(Dataset excerpts)
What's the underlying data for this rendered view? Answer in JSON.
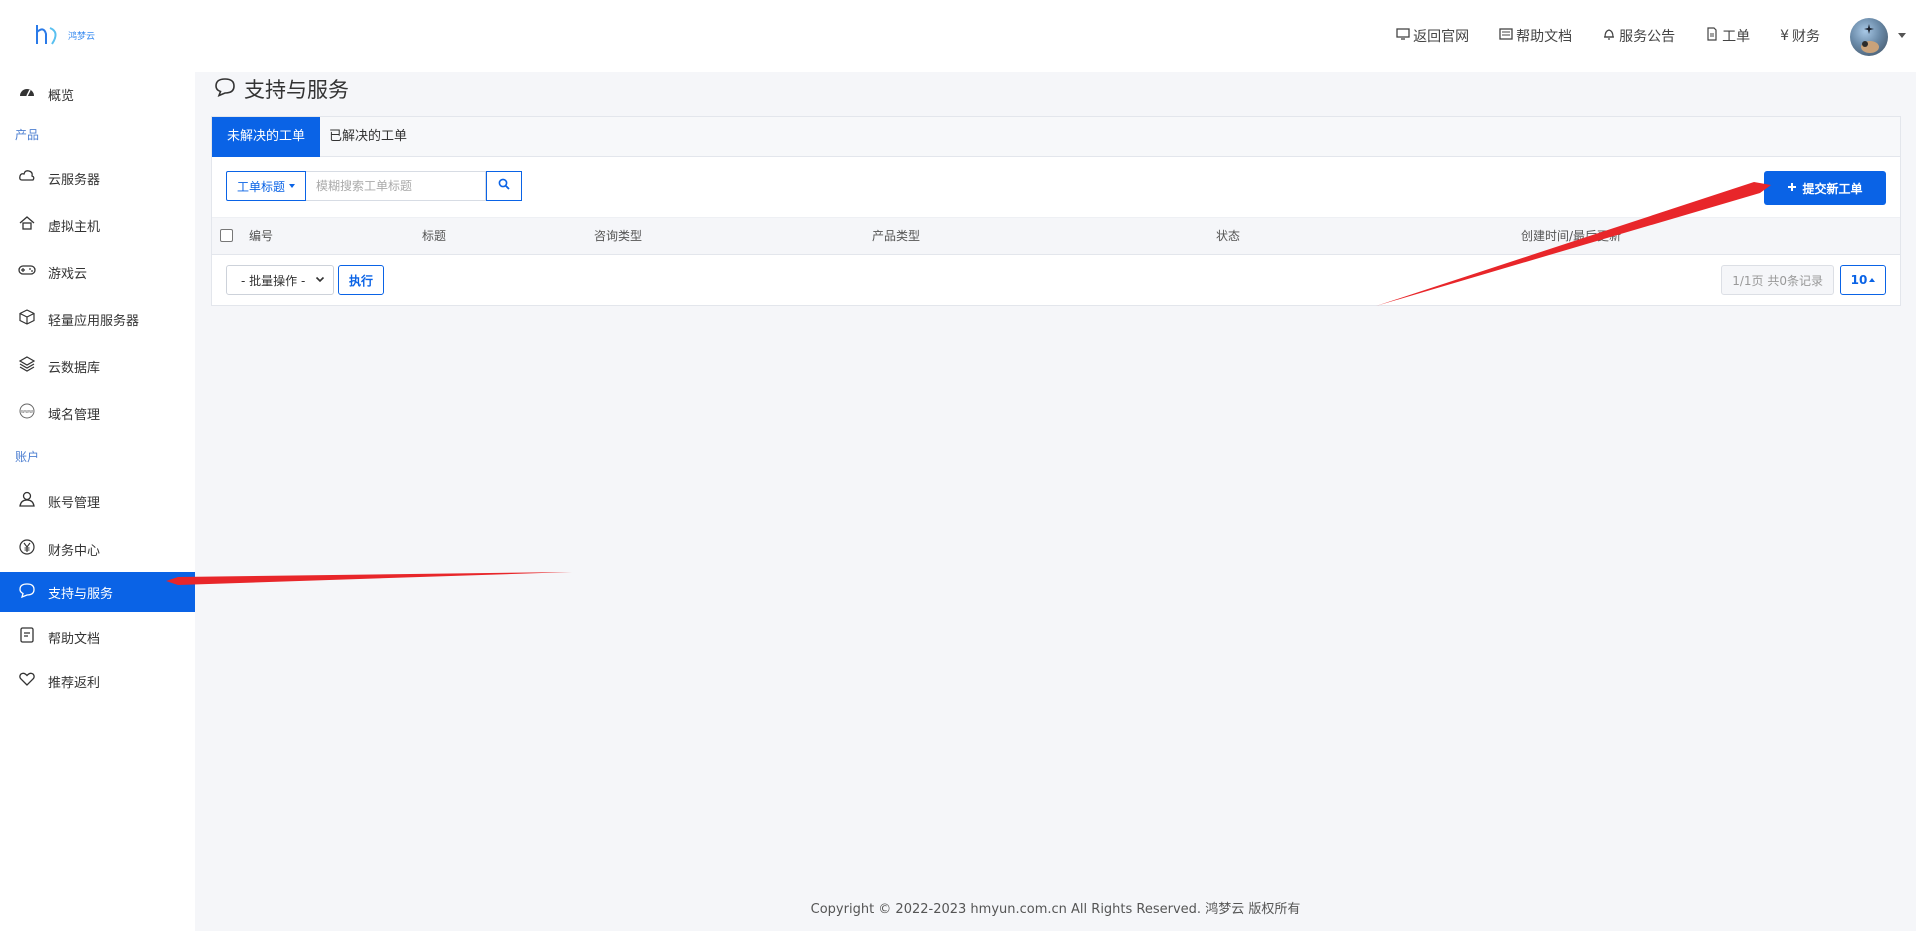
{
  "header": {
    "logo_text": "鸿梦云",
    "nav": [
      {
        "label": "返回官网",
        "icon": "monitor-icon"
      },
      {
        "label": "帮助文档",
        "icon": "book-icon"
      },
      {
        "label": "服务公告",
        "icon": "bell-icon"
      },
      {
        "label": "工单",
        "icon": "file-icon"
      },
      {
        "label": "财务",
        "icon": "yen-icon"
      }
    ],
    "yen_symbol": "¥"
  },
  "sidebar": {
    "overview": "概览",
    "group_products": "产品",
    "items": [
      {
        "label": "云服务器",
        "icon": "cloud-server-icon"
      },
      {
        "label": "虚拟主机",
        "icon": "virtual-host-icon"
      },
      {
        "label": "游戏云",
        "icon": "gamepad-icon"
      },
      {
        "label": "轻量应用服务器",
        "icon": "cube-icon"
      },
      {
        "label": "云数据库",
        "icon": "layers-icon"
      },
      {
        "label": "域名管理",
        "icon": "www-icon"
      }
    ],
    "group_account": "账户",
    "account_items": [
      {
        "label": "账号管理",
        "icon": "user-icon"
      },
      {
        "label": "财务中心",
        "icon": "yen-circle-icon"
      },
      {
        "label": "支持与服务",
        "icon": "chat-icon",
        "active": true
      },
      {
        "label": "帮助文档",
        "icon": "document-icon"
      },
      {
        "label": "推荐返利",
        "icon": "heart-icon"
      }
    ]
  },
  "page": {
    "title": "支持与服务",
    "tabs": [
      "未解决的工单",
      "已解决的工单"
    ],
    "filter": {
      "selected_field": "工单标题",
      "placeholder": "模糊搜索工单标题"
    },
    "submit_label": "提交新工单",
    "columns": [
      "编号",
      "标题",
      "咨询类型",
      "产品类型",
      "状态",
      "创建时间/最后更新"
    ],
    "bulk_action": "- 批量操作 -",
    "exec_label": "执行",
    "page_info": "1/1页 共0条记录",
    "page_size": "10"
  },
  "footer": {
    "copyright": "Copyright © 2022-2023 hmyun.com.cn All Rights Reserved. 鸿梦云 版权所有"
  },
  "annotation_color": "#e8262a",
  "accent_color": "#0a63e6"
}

### SHORT EXERCISE:
Pictures are not part of the copy; reproduce everything else in the records exactly.

### REPLY:
What's the underlying data for this rendered view? Answer in JSON.
{
  "header": {
    "logo_text": "鸿梦云",
    "nav": [
      {
        "label": "返回官网",
        "icon": "monitor-icon"
      },
      {
        "label": "帮助文档",
        "icon": "book-icon"
      },
      {
        "label": "服务公告",
        "icon": "bell-icon"
      },
      {
        "label": "工单",
        "icon": "file-icon"
      },
      {
        "label": "财务",
        "icon": "yen-icon"
      }
    ],
    "yen_symbol": "¥"
  },
  "sidebar": {
    "overview": "概览",
    "group_products": "产品",
    "items": [
      {
        "label": "云服务器",
        "icon": "cloud-server-icon"
      },
      {
        "label": "虚拟主机",
        "icon": "virtual-host-icon"
      },
      {
        "label": "游戏云",
        "icon": "gamepad-icon"
      },
      {
        "label": "轻量应用服务器",
        "icon": "cube-icon"
      },
      {
        "label": "云数据库",
        "icon": "layers-icon"
      },
      {
        "label": "域名管理",
        "icon": "www-icon"
      }
    ],
    "group_account": "账户",
    "account_items": [
      {
        "label": "账号管理",
        "icon": "user-icon"
      },
      {
        "label": "财务中心",
        "icon": "yen-circle-icon"
      },
      {
        "label": "支持与服务",
        "icon": "chat-icon",
        "active": true
      },
      {
        "label": "帮助文档",
        "icon": "document-icon"
      },
      {
        "label": "推荐返利",
        "icon": "heart-icon"
      }
    ]
  },
  "page": {
    "title": "支持与服务",
    "tabs": [
      "未解决的工单",
      "已解决的工单"
    ],
    "filter": {
      "selected_field": "工单标题",
      "placeholder": "模糊搜索工单标题"
    },
    "submit_label": "提交新工单",
    "columns": [
      "编号",
      "标题",
      "咨询类型",
      "产品类型",
      "状态",
      "创建时间/最后更新"
    ],
    "bulk_action": "- 批量操作 -",
    "exec_label": "执行",
    "page_info": "1/1页 共0条记录",
    "page_size": "10"
  },
  "footer": {
    "copyright": "Copyright © 2022-2023 hmyun.com.cn All Rights Reserved. 鸿梦云 版权所有"
  },
  "annotation_color": "#e8262a",
  "accent_color": "#0a63e6"
}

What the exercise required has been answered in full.